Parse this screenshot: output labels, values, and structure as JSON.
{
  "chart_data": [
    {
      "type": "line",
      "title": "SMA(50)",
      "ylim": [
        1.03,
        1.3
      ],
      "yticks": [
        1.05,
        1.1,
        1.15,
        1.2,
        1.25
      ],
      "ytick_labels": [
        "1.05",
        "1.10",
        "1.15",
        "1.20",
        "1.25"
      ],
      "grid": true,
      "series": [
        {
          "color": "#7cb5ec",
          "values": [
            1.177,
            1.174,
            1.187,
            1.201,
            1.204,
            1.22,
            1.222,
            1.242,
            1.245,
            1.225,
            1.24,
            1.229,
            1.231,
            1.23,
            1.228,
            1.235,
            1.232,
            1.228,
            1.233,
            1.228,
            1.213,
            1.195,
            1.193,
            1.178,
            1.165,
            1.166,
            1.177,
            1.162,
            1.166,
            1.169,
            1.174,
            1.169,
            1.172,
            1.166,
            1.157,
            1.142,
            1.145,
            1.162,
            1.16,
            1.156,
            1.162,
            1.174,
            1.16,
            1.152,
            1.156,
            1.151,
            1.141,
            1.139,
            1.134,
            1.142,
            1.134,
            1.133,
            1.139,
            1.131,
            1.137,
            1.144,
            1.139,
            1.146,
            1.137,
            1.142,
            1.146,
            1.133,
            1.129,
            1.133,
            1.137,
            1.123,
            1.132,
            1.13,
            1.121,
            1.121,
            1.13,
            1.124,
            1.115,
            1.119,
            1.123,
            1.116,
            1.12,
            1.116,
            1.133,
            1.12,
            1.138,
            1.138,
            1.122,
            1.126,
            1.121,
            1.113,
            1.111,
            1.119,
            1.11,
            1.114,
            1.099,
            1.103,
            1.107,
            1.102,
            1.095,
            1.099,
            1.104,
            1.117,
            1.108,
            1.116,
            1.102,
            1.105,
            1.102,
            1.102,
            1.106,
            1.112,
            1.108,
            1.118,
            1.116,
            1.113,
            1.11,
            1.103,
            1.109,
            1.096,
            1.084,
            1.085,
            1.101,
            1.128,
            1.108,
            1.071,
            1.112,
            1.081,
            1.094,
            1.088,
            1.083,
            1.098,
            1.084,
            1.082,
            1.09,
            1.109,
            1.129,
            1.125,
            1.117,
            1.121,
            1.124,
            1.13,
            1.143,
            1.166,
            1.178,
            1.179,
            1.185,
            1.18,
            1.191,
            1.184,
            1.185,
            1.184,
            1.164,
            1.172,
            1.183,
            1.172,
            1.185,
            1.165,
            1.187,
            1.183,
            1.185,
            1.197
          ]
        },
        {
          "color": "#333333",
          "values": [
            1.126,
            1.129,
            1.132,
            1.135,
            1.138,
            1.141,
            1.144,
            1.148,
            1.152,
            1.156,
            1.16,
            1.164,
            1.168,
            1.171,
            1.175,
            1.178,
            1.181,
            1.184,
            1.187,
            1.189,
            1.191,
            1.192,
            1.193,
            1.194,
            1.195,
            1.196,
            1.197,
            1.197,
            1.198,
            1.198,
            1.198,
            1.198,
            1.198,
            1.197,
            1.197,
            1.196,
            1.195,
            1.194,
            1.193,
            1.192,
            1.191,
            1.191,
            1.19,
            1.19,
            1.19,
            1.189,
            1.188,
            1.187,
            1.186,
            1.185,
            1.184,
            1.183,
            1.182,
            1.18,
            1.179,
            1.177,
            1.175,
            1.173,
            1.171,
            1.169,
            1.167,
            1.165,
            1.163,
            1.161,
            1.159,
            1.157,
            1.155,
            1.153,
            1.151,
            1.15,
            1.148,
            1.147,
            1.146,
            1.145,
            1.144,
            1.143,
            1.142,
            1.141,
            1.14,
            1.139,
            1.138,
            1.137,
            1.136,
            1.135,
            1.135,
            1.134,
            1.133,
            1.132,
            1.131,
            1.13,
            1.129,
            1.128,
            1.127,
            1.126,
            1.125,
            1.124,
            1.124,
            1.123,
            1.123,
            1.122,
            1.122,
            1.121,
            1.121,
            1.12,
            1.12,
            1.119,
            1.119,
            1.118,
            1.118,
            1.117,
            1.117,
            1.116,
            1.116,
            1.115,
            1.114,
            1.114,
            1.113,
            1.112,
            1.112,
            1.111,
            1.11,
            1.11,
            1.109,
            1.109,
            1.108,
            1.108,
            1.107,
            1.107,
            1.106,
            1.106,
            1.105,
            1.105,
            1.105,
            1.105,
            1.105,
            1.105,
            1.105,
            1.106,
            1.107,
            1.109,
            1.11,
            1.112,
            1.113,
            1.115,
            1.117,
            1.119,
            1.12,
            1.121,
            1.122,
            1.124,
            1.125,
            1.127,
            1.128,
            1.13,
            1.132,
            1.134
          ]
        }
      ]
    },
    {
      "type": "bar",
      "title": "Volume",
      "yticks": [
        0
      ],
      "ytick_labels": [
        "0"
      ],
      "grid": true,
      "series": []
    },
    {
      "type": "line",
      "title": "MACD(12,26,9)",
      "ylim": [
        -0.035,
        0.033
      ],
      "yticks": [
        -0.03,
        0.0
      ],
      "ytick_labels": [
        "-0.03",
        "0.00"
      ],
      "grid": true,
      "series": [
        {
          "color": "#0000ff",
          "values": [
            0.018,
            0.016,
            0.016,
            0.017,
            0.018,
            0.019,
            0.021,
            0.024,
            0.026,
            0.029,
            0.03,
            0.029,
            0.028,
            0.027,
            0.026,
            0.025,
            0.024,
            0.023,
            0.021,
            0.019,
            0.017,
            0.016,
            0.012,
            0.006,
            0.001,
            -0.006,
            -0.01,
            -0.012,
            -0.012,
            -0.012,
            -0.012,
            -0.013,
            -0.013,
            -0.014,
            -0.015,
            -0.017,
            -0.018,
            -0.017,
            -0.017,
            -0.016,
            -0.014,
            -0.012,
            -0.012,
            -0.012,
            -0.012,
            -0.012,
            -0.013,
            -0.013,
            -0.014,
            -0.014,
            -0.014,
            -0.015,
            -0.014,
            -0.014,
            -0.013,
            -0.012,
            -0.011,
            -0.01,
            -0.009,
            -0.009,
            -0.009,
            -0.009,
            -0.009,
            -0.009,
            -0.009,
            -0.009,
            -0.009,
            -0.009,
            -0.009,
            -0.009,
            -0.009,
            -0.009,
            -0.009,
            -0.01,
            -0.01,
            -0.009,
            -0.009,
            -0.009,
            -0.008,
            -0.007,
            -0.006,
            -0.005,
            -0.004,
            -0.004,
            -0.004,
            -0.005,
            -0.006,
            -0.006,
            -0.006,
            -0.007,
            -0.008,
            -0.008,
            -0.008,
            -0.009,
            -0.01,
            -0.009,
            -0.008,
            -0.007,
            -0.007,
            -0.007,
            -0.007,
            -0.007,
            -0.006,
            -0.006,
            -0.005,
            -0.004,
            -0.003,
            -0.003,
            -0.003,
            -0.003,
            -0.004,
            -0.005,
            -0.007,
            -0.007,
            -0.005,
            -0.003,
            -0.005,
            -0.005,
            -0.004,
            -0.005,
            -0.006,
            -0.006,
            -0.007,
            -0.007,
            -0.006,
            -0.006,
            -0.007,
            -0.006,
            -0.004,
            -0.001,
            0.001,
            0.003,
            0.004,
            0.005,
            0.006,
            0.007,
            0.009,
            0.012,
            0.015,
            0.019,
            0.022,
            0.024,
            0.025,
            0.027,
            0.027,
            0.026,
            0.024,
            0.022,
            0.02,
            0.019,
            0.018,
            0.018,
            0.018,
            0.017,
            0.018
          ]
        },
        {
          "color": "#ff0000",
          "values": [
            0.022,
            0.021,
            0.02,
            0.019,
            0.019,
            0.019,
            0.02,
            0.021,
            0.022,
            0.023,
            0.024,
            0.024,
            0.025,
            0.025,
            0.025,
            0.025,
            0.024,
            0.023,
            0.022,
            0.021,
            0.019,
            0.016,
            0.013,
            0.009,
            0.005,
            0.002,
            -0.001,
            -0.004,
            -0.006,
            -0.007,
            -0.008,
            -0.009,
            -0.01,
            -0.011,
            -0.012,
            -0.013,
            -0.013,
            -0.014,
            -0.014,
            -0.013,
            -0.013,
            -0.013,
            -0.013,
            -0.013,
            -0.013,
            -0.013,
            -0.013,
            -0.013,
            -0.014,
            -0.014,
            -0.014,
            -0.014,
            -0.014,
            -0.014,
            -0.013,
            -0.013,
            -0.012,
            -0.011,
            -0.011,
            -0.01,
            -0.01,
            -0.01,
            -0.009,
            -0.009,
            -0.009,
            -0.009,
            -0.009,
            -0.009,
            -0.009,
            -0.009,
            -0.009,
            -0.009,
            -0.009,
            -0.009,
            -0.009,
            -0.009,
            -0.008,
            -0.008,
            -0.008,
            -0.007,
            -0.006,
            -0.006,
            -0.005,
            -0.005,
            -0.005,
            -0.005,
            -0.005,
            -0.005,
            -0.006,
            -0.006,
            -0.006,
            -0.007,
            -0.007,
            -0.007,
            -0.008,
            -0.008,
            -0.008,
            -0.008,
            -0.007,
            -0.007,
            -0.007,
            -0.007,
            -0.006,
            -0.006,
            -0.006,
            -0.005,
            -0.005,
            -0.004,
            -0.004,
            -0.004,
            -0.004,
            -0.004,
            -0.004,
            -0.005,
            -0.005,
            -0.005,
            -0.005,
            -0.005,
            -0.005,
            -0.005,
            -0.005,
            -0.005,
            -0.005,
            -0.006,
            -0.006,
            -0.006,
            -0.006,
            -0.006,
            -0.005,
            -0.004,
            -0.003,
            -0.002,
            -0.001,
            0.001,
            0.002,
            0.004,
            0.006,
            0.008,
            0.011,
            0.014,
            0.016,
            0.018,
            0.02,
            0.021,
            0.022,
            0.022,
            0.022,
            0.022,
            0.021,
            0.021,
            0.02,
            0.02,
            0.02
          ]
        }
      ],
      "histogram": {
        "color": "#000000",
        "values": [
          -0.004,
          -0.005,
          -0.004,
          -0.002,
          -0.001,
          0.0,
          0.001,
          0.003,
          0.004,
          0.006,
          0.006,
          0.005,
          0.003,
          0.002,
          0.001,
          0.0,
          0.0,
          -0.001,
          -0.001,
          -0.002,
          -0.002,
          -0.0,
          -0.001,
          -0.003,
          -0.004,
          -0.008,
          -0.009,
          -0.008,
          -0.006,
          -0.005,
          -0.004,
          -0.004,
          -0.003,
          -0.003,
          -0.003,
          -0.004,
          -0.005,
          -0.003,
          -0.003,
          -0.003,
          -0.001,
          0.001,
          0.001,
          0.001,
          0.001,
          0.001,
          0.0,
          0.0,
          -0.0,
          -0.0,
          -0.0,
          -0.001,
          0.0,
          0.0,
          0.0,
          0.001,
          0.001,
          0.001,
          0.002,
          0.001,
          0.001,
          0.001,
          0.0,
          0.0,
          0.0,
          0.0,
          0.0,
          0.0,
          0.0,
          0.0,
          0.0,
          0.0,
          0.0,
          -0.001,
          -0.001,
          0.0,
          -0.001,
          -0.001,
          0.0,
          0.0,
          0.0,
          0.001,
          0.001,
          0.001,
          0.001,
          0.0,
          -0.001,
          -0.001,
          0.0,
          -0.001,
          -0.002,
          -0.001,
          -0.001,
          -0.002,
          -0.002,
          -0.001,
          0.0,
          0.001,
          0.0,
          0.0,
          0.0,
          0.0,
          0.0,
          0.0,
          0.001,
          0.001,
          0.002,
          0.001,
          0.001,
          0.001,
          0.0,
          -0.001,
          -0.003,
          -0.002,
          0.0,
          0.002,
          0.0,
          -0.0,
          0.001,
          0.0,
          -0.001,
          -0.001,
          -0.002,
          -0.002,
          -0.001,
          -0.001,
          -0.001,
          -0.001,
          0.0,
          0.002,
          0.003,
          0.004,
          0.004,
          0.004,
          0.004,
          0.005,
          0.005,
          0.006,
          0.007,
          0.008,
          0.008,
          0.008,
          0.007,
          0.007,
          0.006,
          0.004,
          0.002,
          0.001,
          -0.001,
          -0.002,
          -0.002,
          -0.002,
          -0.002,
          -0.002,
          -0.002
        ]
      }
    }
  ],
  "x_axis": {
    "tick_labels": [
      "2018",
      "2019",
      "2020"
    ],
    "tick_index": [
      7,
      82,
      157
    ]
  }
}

__________________________________________________

What needs to be done:
From the listing, copy every line where the string "title" appears.

Output below:
      "title": "SMA(50)",
      "title": "Volume",
      "title": "MACD(12,26,9)",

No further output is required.